::: RECORDS SUPPLIED :::

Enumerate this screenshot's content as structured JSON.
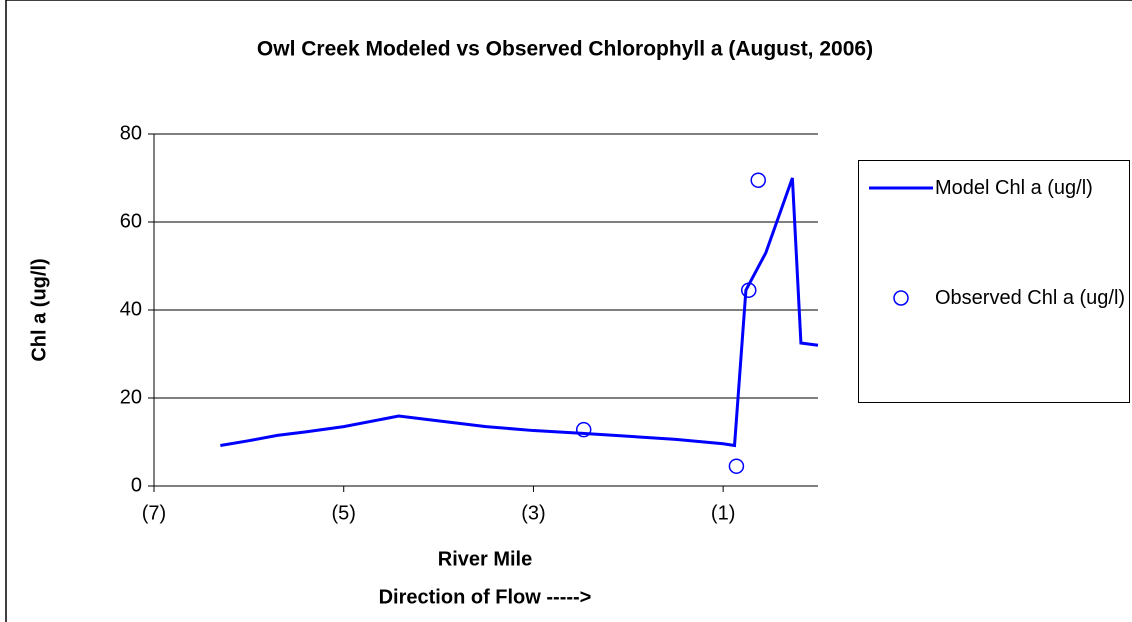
{
  "chart_data": {
    "type": "line",
    "title": "Owl Creek Modeled vs Observed Chlorophyll a  (August, 2006)",
    "x_label": "River Mile",
    "x_label_2": "Direction of Flow ----->",
    "y_label": "Chl a (ug/l)",
    "xlim": [
      -7,
      0
    ],
    "xticks": [
      {
        "value": -7,
        "label": "(7)"
      },
      {
        "value": -5,
        "label": "(5)"
      },
      {
        "value": -3,
        "label": "(3)"
      },
      {
        "value": -1,
        "label": "(1)"
      }
    ],
    "ylim": [
      0,
      80
    ],
    "yticks": [
      0,
      20,
      40,
      60,
      80
    ],
    "grid": true,
    "legend": "right",
    "series": [
      {
        "name": "Model Chl a (ug/l)",
        "type": "line",
        "color": "#0000ff",
        "x": [
          -6.3,
          -6.0,
          -5.7,
          -5.4,
          -5.0,
          -4.42,
          -4.0,
          -3.5,
          -3.0,
          -2.5,
          -2.0,
          -1.5,
          -1.0,
          -0.88,
          -0.76,
          -0.55,
          -0.27,
          -0.18,
          0
        ],
        "values": [
          9.2,
          10.3,
          11.5,
          12.3,
          13.5,
          15.9,
          14.8,
          13.5,
          12.6,
          12.0,
          11.3,
          10.6,
          9.6,
          9.2,
          44.5,
          53,
          70,
          32.5,
          32
        ]
      },
      {
        "name": "Observed Chl a (ug/l)",
        "type": "scatter",
        "color": "#0000ff",
        "x": [
          -2.47,
          -0.86,
          -0.73,
          -0.63
        ],
        "values": [
          12.8,
          4.5,
          44.5,
          69.5
        ]
      }
    ]
  }
}
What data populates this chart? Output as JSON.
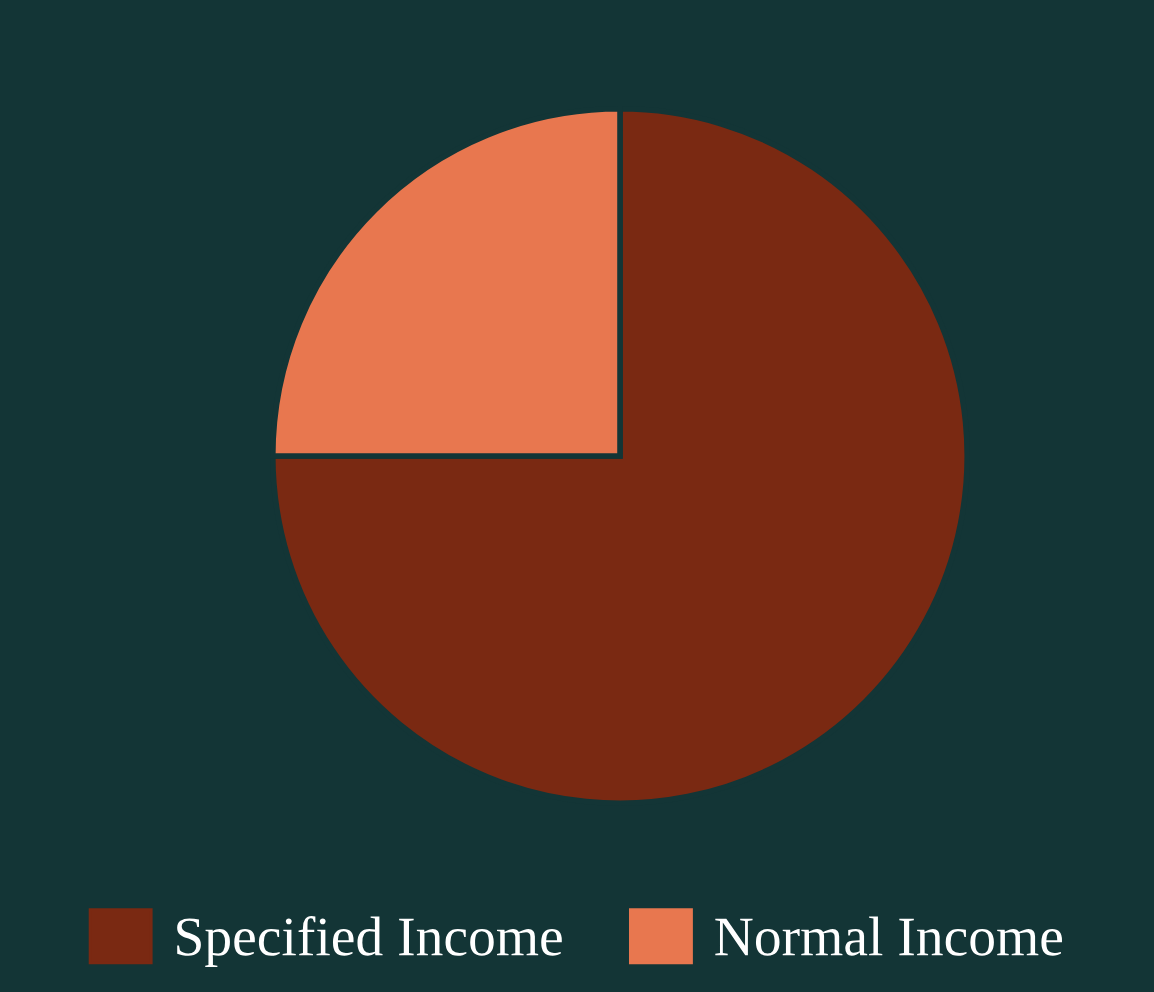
{
  "chart_data": {
    "type": "pie",
    "categories": [
      "Specified Income",
      "Normal Income"
    ],
    "values": [
      75,
      25
    ],
    "colors": [
      "#7a2912",
      "#e8774f"
    ],
    "legend": "bottom"
  }
}
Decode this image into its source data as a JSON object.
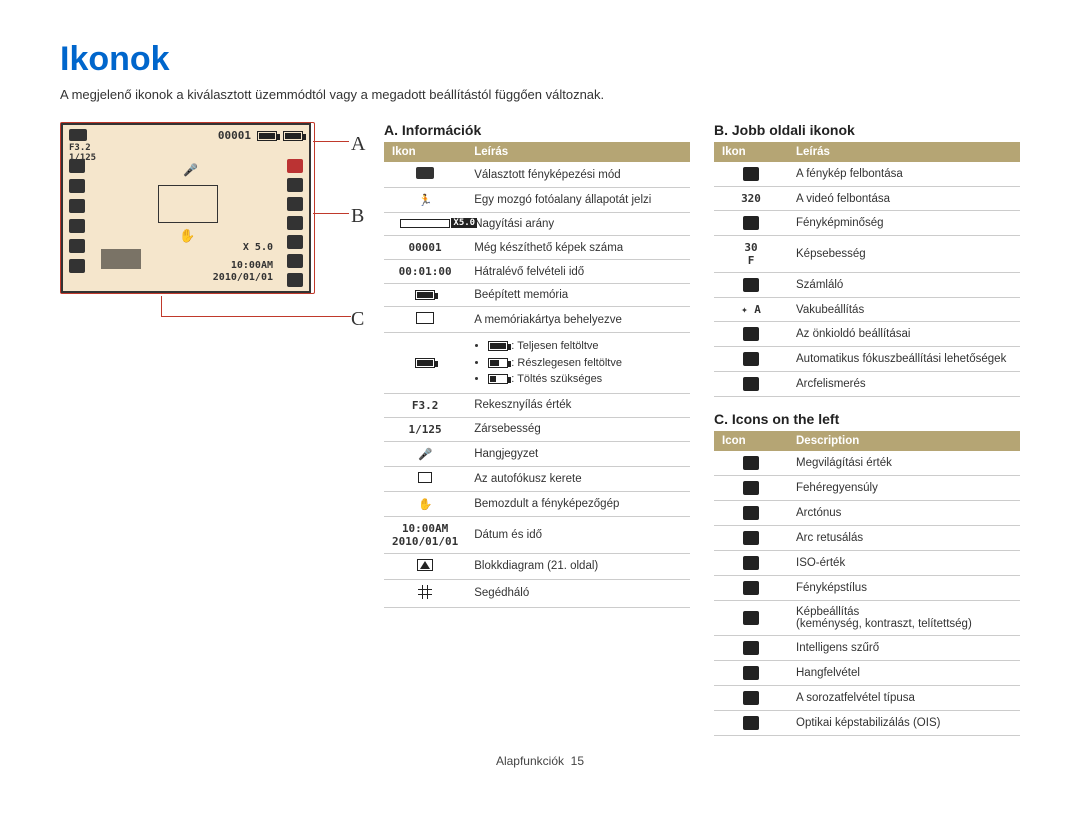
{
  "title": "Ikonok",
  "subtitle": "A megjelenő ikonok a kiválasztott üzemmódtól vagy a megadott beállítástól függően változnak.",
  "labels": {
    "A": "A",
    "B": "B",
    "C": "C"
  },
  "screen": {
    "aperture": "F3.2",
    "shutter": "1/125",
    "counter": "00001",
    "zoom": "X 5.0",
    "time": "10:00AM",
    "date": "2010/01/01"
  },
  "sectionA": {
    "title": "A. Információk",
    "headers": [
      "Ikon",
      "Leírás"
    ],
    "rows": [
      {
        "icon": "camera",
        "desc": "Választott fényképezési mód"
      },
      {
        "icon": "running",
        "desc": "Egy mozgó fotóalany állapotát jelzi"
      },
      {
        "icon": "zoombar",
        "desc": "Nagyítási arány"
      },
      {
        "icon_text": "00001",
        "desc": "Még készíthető képek száma"
      },
      {
        "icon_text": "00:01:00",
        "desc": "Hátralévő felvételi idő"
      },
      {
        "icon": "memory",
        "desc": "Beépített memória"
      },
      {
        "icon": "card",
        "desc": "A memóriakártya behelyezve"
      },
      {
        "icon": "battery",
        "desc_list": [
          ": Teljesen feltöltve",
          ": Részlegesen feltöltve",
          ": Töltés szükséges"
        ],
        "battery_labels": {
          "full": "",
          "half": "",
          "empty": ""
        }
      },
      {
        "icon_text": "F3.2",
        "desc": "Rekesznyílás érték"
      },
      {
        "icon_text": "1/125",
        "desc": "Zársebesség"
      },
      {
        "icon": "mic",
        "desc": "Hangjegyzet"
      },
      {
        "icon": "afframe",
        "desc": "Az autofókusz kerete"
      },
      {
        "icon": "shake",
        "desc": "Bemozdult a fényképezőgép"
      },
      {
        "icon_text": "10:00AM\n2010/01/01",
        "desc": "Dátum és idő"
      },
      {
        "icon": "histogram",
        "desc": "Blokkdiagram (21. oldal)"
      },
      {
        "icon": "grid",
        "desc": "Segédháló"
      }
    ]
  },
  "sectionB": {
    "title": "B. Jobb oldali ikonok",
    "headers": [
      "Ikon",
      "Leírás"
    ],
    "rows": [
      {
        "desc": "A fénykép felbontása"
      },
      {
        "icon_text": "320",
        "desc": "A videó felbontása"
      },
      {
        "desc": "Fényképminőség"
      },
      {
        "icon_text": "30\nF",
        "desc": "Képsebesség"
      },
      {
        "desc": "Számláló"
      },
      {
        "icon_text": "✦ A",
        "desc": "Vakubeállítás"
      },
      {
        "desc": "Az önkioldó beállításai"
      },
      {
        "desc": "Automatikus fókuszbeállítási lehetőségek"
      },
      {
        "desc": "Arcfelismerés"
      }
    ]
  },
  "sectionC": {
    "title": "C. Icons on the left",
    "headers": [
      "Icon",
      "Description"
    ],
    "rows": [
      {
        "desc": "Megvilágítási érték"
      },
      {
        "desc": "Fehéregyensúly"
      },
      {
        "desc": "Arctónus"
      },
      {
        "desc": "Arc retusálás"
      },
      {
        "desc": "ISO-érték"
      },
      {
        "desc": "Fényképstílus"
      },
      {
        "desc": "Képbeállítás\n(keménység, kontraszt, telítettség)"
      },
      {
        "desc": "Intelligens szűrő"
      },
      {
        "desc": "Hangfelvétel"
      },
      {
        "desc": "A sorozatfelvétel típusa"
      },
      {
        "desc": "Optikai képstabilizálás (OIS)"
      }
    ]
  },
  "footer": {
    "text": "Alapfunkciók",
    "page": "15"
  },
  "colors": {
    "title": "#0066cc",
    "table_header_bg": "#b5a574",
    "screen_bg": "#f5e6cc",
    "connector": "#c0392b"
  }
}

:::

#### [TASK INSTRUCTIONS]
Quote each line of the listing exactly, but leave the pictures out.

#### [RESULT OF THIS EXERCISE]
Enumerate this screenshot's content as structured JSON.
{
  "chart_data": {
    "type": "line",
    "title": "Owl Creek Modeled vs Observed Chlorophyll a  (August, 2006)",
    "x_label": "River Mile",
    "x_label_2": "Direction of Flow ----->",
    "y_label": "Chl a (ug/l)",
    "xlim": [
      -7,
      0
    ],
    "xticks": [
      {
        "value": -7,
        "label": "(7)"
      },
      {
        "value": -5,
        "label": "(5)"
      },
      {
        "value": -3,
        "label": "(3)"
      },
      {
        "value": -1,
        "label": "(1)"
      }
    ],
    "ylim": [
      0,
      80
    ],
    "yticks": [
      0,
      20,
      40,
      60,
      80
    ],
    "grid": true,
    "legend": "right",
    "series": [
      {
        "name": "Model Chl a (ug/l)",
        "type": "line",
        "color": "#0000ff",
        "x": [
          -6.3,
          -6.0,
          -5.7,
          -5.4,
          -5.0,
          -4.42,
          -4.0,
          -3.5,
          -3.0,
          -2.5,
          -2.0,
          -1.5,
          -1.0,
          -0.88,
          -0.76,
          -0.55,
          -0.27,
          -0.18,
          0
        ],
        "values": [
          9.2,
          10.3,
          11.5,
          12.3,
          13.5,
          15.9,
          14.8,
          13.5,
          12.6,
          12.0,
          11.3,
          10.6,
          9.6,
          9.2,
          44.5,
          53,
          70,
          32.5,
          32
        ]
      },
      {
        "name": "Observed Chl a (ug/l)",
        "type": "scatter",
        "color": "#0000ff",
        "x": [
          -2.47,
          -0.86,
          -0.73,
          -0.63
        ],
        "values": [
          12.8,
          4.5,
          44.5,
          69.5
        ]
      }
    ]
  }
}
What data populates this chart? Output as JSON.
{
  "chart_data": {
    "type": "pie",
    "categories": [
      "Specified Income",
      "Normal Income"
    ],
    "values": [
      75,
      25
    ],
    "colors": [
      "#7a2912",
      "#e8774f"
    ],
    "legend": "bottom"
  }
}
Decode this image into its source data as a JSON object.
{
  "title": "Ikonok",
  "subtitle": "A megjelenő ikonok a kiválasztott üzemmódtól vagy a megadott beállítástól függően változnak.",
  "labels": {
    "A": "A",
    "B": "B",
    "C": "C"
  },
  "screen": {
    "aperture": "F3.2",
    "shutter": "1/125",
    "counter": "00001",
    "zoom": "X 5.0",
    "time": "10:00AM",
    "date": "2010/01/01"
  },
  "sectionA": {
    "title": "A. Információk",
    "headers": [
      "Ikon",
      "Leírás"
    ],
    "rows": [
      {
        "icon": "camera",
        "desc": "Választott fényképezési mód"
      },
      {
        "icon": "running",
        "desc": "Egy mozgó fotóalany állapotát jelzi"
      },
      {
        "icon": "zoombar",
        "desc": "Nagyítási arány"
      },
      {
        "icon_text": "00001",
        "desc": "Még készíthető képek száma"
      },
      {
        "icon_text": "00:01:00",
        "desc": "Hátralévő felvételi idő"
      },
      {
        "icon": "memory",
        "desc": "Beépített memória"
      },
      {
        "icon": "card",
        "desc": "A memóriakártya behelyezve"
      },
      {
        "icon": "battery",
        "desc_list": [
          ": Teljesen feltöltve",
          ": Részlegesen feltöltve",
          ": Töltés szükséges"
        ],
        "battery_labels": {
          "full": "",
          "half": "",
          "empty": ""
        }
      },
      {
        "icon_text": "F3.2",
        "desc": "Rekesznyílás érték"
      },
      {
        "icon_text": "1/125",
        "desc": "Zársebesség"
      },
      {
        "icon": "mic",
        "desc": "Hangjegyzet"
      },
      {
        "icon": "afframe",
        "desc": "Az autofókusz kerete"
      },
      {
        "icon": "shake",
        "desc": "Bemozdult a fényképezőgép"
      },
      {
        "icon_text": "10:00AM\n2010/01/01",
        "desc": "Dátum és idő"
      },
      {
        "icon": "histogram",
        "desc": "Blokkdiagram (21. oldal)"
      },
      {
        "icon": "grid",
        "desc": "Segédháló"
      }
    ]
  },
  "sectionB": {
    "title": "B. Jobb oldali ikonok",
    "headers": [
      "Ikon",
      "Leírás"
    ],
    "rows": [
      {
        "desc": "A fénykép felbontása"
      },
      {
        "icon_text": "320",
        "desc": "A videó felbontása"
      },
      {
        "desc": "Fényképminőség"
      },
      {
        "icon_text": "30\nF",
        "desc": "Képsebesség"
      },
      {
        "desc": "Számláló"
      },
      {
        "icon_text": "✦ A",
        "desc": "Vakubeállítás"
      },
      {
        "desc": "Az önkioldó beállításai"
      },
      {
        "desc": "Automatikus fókuszbeállítási lehetőségek"
      },
      {
        "desc": "Arcfelismerés"
      }
    ]
  },
  "sectionC": {
    "title": "C. Icons on the left",
    "headers": [
      "Icon",
      "Description"
    ],
    "rows": [
      {
        "desc": "Megvilágítási érték"
      },
      {
        "desc": "Fehéregyensúly"
      },
      {
        "desc": "Arctónus"
      },
      {
        "desc": "Arc retusálás"
      },
      {
        "desc": "ISO-érték"
      },
      {
        "desc": "Fényképstílus"
      },
      {
        "desc": "Képbeállítás\n(keménység, kontraszt, telítettség)"
      },
      {
        "desc": "Intelligens szűrő"
      },
      {
        "desc": "Hangfelvétel"
      },
      {
        "desc": "A sorozatfelvétel típusa"
      },
      {
        "desc": "Optikai képstabilizálás (OIS)"
      }
    ]
  },
  "footer": {
    "text": "Alapfunkciók",
    "page": "15"
  },
  "colors": {
    "title": "#0066cc",
    "table_header_bg": "#b5a574",
    "screen_bg": "#f5e6cc",
    "connector": "#c0392b"
  }
}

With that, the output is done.